-- start SOURCE DATA --

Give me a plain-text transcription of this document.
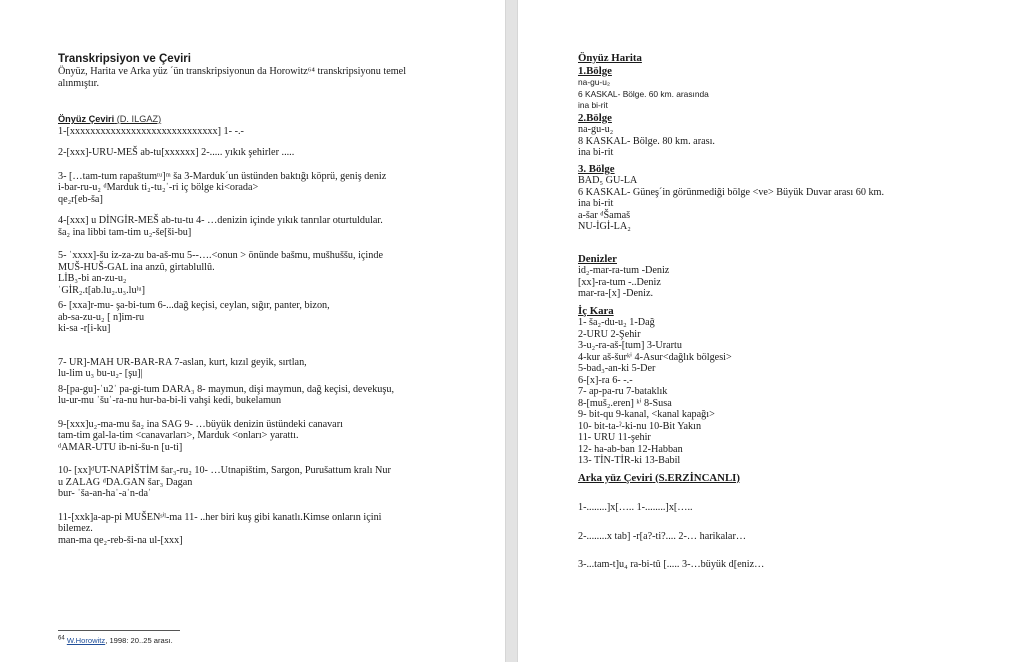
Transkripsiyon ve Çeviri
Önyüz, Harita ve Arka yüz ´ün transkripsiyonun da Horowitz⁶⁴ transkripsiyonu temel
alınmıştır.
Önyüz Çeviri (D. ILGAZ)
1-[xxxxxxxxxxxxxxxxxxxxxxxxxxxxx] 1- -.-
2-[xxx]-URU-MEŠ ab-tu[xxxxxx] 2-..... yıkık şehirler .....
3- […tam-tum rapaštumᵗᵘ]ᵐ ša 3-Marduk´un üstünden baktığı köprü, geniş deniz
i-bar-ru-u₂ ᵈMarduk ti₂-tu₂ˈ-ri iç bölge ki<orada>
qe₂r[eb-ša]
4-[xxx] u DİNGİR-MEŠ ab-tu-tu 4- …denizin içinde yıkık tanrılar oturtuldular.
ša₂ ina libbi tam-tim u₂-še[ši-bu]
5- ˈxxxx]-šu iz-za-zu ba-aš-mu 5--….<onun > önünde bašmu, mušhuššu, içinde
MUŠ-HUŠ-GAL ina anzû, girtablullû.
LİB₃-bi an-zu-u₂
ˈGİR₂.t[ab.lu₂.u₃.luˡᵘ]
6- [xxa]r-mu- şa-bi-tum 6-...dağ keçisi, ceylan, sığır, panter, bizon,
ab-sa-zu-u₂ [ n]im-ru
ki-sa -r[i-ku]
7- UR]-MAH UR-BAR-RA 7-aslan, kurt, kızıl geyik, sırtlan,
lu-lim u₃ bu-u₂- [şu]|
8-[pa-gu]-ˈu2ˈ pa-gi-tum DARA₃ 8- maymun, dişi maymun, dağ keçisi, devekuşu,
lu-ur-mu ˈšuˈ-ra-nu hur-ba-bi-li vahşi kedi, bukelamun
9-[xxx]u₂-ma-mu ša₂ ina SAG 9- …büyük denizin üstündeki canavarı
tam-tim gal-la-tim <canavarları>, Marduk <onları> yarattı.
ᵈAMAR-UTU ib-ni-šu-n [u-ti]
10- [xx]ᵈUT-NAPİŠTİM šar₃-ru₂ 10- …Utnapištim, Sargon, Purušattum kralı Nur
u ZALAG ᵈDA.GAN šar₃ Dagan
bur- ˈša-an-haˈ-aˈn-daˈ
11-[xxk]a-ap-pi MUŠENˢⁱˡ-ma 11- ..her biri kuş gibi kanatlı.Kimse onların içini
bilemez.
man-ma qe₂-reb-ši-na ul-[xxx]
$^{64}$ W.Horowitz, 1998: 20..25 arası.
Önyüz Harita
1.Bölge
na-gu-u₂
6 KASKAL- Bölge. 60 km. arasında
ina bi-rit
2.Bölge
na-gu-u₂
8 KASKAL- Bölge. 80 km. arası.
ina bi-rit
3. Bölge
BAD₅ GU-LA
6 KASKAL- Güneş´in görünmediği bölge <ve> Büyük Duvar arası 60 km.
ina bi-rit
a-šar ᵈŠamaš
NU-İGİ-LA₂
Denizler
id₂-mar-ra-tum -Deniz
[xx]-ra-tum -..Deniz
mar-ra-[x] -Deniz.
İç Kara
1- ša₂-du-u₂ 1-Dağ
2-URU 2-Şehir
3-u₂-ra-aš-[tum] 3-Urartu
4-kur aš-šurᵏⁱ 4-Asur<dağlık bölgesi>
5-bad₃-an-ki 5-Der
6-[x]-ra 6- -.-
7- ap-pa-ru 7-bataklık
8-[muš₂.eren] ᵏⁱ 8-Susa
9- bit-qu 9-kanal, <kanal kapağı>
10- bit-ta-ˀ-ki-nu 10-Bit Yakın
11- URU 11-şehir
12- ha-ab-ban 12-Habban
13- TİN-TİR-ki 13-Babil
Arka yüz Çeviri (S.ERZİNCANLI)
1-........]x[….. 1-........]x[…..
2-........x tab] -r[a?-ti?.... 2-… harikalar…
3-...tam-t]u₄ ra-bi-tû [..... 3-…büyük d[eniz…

-- end SOURCE DATA --

REQUIREMENTS: Retype each entry precisely. Skip images entirely.

WRITTEN REPLY:
Give me a plain-text transcription of this document.
Transkripsiyon ve Çeviri
Önyüz, Harita ve Arka yüz ´ün transkripsiyonun da Horowitz⁶⁴ transkripsiyonu temel
alınmıştır.
Önyüz Çeviri (D. ILGAZ)
1-[xxxxxxxxxxxxxxxxxxxxxxxxxxxxx] 1- -.-
2-[xxx]-URU-MEŠ ab-tu[xxxxxx] 2-..... yıkık şehirler .....
3- […tam-tum rapaštumᵗᵘ]ᵐ ša 3-Marduk´un üstünden baktığı köprü, geniş deniz
i-bar-ru-u₂ ᵈMarduk ti₂-tu₂ˈ-ri iç bölge ki<orada>
qe₂r[eb-ša]
4-[xxx] u DİNGİR-MEŠ ab-tu-tu 4- …denizin içinde yıkık tanrılar oturtuldular.
ša₂ ina libbi tam-tim u₂-še[ši-bu]
5- ˈxxxx]-šu iz-za-zu ba-aš-mu 5--….<onun > önünde bašmu, mušhuššu, içinde
MUŠ-HUŠ-GAL ina anzû, girtablullû.
LİB₃-bi an-zu-u₂
ˈGİR₂.t[ab.lu₂.u₃.luˡᵘ]
6- [xxa]r-mu- şa-bi-tum 6-...dağ keçisi, ceylan, sığır, panter, bizon,
ab-sa-zu-u₂ [ n]im-ru
ki-sa -r[i-ku]
7- UR]-MAH UR-BAR-RA 7-aslan, kurt, kızıl geyik, sırtlan,
lu-lim u₃ bu-u₂- [şu]|
8-[pa-gu]-ˈu2ˈ pa-gi-tum DARA₃ 8- maymun, dişi maymun, dağ keçisi, devekuşu,
lu-ur-mu ˈšuˈ-ra-nu hur-ba-bi-li vahşi kedi, bukelamun
9-[xxx]u₂-ma-mu ša₂ ina SAG 9- …büyük denizin üstündeki canavarı
tam-tim gal-la-tim <canavarları>, Marduk <onları> yarattı.
ᵈAMAR-UTU ib-ni-šu-n [u-ti]
10- [xx]ᵈUT-NAPİŠTİM šar₃-ru₂ 10- …Utnapištim, Sargon, Purušattum kralı Nur
u ZALAG ᵈDA.GAN šar₃ Dagan
bur- ˈša-an-haˈ-aˈn-daˈ
11-[xxk]a-ap-pi MUŠENˢⁱˡ-ma 11- ..her biri kuş gibi kanatlı.Kimse onların içini
bilemez.
man-ma qe₂-reb-ši-na ul-[xxx]
$^{64}$ W.Horowitz, 1998: 20..25 arası.
Önyüz Harita
1.Bölge
na-gu-u₂
6 KASKAL- Bölge. 60 km. arasında
ina bi-rit
2.Bölge
na-gu-u₂
8 KASKAL- Bölge. 80 km. arası.
ina bi-rit
3. Bölge
BAD₅ GU-LA
6 KASKAL- Güneş´in görünmediği bölge <ve> Büyük Duvar arası 60 km.
ina bi-rit
a-šar ᵈŠamaš
NU-İGİ-LA₂
Denizler
id₂-mar-ra-tum -Deniz
[xx]-ra-tum -..Deniz
mar-ra-[x] -Deniz.
İç Kara
1- ša₂-du-u₂ 1-Dağ
2-URU 2-Şehir
3-u₂-ra-aš-[tum] 3-Urartu
4-kur aš-šurᵏⁱ 4-Asur<dağlık bölgesi>
5-bad₃-an-ki 5-Der
6-[x]-ra 6- -.-
7- ap-pa-ru 7-bataklık
8-[muš₂.eren] ᵏⁱ 8-Susa
9- bit-qu 9-kanal, <kanal kapağı>
10- bit-ta-ˀ-ki-nu 10-Bit Yakın
11- URU 11-şehir
12- ha-ab-ban 12-Habban
13- TİN-TİR-ki 13-Babil
Arka yüz Çeviri (S.ERZİNCANLI)
1-........]x[….. 1-........]x[…..
2-........x tab] -r[a?-ti?.... 2-… harikalar…
3-...tam-t]u₄ ra-bi-tû [..... 3-…büyük d[eniz…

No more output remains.